Your task is to copy every line of this material exactly.

------ PROVIDED RECORDS

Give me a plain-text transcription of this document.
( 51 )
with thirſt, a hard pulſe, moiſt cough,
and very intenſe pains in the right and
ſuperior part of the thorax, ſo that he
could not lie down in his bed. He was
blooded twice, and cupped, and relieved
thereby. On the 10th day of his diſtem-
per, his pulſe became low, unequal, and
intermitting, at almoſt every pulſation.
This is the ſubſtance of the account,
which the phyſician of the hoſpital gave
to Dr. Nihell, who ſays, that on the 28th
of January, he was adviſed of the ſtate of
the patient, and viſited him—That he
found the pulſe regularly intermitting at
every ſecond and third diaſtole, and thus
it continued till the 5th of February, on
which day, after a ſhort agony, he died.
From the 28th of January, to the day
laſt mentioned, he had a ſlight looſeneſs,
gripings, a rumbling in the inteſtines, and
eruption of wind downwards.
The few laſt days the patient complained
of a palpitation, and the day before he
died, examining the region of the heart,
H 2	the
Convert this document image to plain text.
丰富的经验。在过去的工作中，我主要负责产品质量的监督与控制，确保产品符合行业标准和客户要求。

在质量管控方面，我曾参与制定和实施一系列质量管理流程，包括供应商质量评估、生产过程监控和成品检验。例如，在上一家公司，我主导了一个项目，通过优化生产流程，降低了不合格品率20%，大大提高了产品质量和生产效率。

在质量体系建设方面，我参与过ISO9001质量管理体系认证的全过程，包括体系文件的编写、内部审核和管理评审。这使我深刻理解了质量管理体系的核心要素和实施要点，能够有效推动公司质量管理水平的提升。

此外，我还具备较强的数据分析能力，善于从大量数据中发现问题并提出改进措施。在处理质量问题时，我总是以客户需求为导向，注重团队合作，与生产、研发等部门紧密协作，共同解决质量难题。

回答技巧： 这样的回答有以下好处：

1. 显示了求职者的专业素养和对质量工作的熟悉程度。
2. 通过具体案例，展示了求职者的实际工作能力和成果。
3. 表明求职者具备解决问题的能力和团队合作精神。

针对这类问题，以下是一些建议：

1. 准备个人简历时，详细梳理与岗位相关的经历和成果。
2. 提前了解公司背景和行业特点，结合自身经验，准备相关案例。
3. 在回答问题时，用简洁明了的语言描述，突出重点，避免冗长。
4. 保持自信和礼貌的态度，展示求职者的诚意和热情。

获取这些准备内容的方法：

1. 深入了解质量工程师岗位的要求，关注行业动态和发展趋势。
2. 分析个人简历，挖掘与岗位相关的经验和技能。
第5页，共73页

------------

◆ RESULT ◆
Give me a plain-text transcription of this document.
( 51 )
with thirſt, a hard pulſe, moiſt cough,
and very intenſe pains in the right and
ſuperior part of the thorax, ſo that he
could not lie down in his bed. He was
blooded twice, and cupped, and relieved
thereby. On the 10th day of his diſtem-
per, his pulſe became low, unequal, and
intermitting, at almoſt every pulſation.
This is the ſubſtance of the account,
which the phyſician of the hoſpital gave
to Dr. Nihell, who ſays, that on the 28th
of January, he was adviſed of the ſtate of
the patient, and viſited him—That he
found the pulſe regularly intermitting at
every ſecond and third diaſtole, and thus
it continued till the 5th of February, on
which day, after a ſhort agony, he died.
From the 28th of January, to the day
laſt mentioned, he had a ſlight looſeneſs,
gripings, a rumbling in the inteſtines, and
eruption of wind downwards.
The few laſt days the patient complained
of a palpitation, and the day before he
died, examining the region of the heart,
H 2	the
Convert this document image to plain text.
丰富的经验。在过去的工作中，我主要负责产品质量的监督与控制，确保产品符合行业标准和客户要求。

在质量管控方面，我曾参与制定和实施一系列质量管理流程，包括供应商质量评估、生产过程监控和成品检验。例如，在上一家公司，我主导了一个项目，通过优化生产流程，降低了不合格品率20%，大大提高了产品质量和生产效率。

在质量体系建设方面，我参与过ISO9001质量管理体系认证的全过程，包括体系文件的编写、内部审核和管理评审。这使我深刻理解了质量管理体系的核心要素和实施要点，能够有效推动公司质量管理水平的提升。

此外，我还具备较强的数据分析能力，善于从大量数据中发现问题并提出改进措施。在处理质量问题时，我总是以客户需求为导向，注重团队合作，与生产、研发等部门紧密协作，共同解决质量难题。

回答技巧： 这样的回答有以下好处：

1. 显示了求职者的专业素养和对质量工作的熟悉程度。
2. 通过具体案例，展示了求职者的实际工作能力和成果。
3. 表明求职者具备解决问题的能力和团队合作精神。

针对这类问题，以下是一些建议：

1. 准备个人简历时，详细梳理与岗位相关的经历和成果。
2. 提前了解公司背景和行业特点，结合自身经验，准备相关案例。
3. 在回答问题时，用简洁明了的语言描述，突出重点，避免冗长。
4. 保持自信和礼貌的态度，展示求职者的诚意和热情。

获取这些准备内容的方法：

1. 深入了解质量工程师岗位的要求，关注行业动态和发展趋势。
2. 分析个人简历，挖掘与岗位相关的经验和技能。
第5页，共73页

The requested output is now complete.